> DIRECTIVE
Search the material below for the word "Bending". Copy every line that has it.

- - -

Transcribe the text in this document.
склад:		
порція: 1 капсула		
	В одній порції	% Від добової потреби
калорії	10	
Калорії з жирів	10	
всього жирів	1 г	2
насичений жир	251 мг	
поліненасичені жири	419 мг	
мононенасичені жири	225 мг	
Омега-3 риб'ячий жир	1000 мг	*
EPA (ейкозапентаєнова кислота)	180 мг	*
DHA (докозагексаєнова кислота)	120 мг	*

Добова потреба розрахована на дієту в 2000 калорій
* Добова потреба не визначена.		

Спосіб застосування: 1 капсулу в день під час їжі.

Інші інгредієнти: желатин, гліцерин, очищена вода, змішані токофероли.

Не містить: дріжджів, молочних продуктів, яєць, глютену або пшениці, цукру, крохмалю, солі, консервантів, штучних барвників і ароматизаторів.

- - -

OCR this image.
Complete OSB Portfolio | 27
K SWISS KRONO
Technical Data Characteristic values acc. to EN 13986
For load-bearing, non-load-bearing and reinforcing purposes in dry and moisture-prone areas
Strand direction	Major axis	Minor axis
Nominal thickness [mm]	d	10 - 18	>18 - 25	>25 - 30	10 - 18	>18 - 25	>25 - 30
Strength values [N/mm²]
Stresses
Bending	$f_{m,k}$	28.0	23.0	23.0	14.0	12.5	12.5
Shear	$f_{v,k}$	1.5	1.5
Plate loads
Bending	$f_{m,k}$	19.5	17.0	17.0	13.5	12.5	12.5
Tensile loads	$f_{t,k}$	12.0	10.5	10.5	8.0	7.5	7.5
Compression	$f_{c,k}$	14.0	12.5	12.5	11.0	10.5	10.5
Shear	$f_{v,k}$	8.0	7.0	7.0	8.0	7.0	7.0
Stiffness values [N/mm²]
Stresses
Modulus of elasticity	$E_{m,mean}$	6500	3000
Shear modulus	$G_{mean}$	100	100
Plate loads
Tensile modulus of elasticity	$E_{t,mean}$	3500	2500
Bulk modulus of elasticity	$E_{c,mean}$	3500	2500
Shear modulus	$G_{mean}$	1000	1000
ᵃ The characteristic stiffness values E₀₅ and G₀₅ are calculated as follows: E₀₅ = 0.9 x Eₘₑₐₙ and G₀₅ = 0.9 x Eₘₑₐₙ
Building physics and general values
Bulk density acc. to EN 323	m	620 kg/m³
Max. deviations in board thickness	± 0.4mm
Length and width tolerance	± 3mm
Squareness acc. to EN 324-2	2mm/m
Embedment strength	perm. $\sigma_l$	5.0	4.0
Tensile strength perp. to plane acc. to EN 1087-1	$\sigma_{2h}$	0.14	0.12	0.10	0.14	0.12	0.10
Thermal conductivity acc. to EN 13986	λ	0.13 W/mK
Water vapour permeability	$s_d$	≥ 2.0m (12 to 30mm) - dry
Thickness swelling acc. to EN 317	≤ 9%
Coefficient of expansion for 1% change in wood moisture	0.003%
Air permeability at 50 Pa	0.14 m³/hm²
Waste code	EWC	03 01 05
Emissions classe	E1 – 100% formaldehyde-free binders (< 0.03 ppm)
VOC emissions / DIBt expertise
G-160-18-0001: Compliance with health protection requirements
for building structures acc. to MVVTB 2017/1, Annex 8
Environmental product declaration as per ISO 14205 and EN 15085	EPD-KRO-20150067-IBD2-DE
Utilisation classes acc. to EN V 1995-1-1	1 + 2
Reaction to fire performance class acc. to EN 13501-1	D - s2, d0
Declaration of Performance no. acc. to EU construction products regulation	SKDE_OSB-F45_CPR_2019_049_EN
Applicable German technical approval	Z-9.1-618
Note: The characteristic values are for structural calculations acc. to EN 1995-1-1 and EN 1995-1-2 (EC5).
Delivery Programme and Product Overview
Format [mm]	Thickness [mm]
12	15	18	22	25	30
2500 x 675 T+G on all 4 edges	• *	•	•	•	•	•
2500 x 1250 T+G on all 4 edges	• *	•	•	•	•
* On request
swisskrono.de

- - -

> ANSWER TO THE TASK
Bending	$f_{m,k}$	28.0	23.0	23.0	14.0	12.5	12.5
Bending	$f_{m,k}$	19.5	17.0	17.0	13.5	12.5	12.5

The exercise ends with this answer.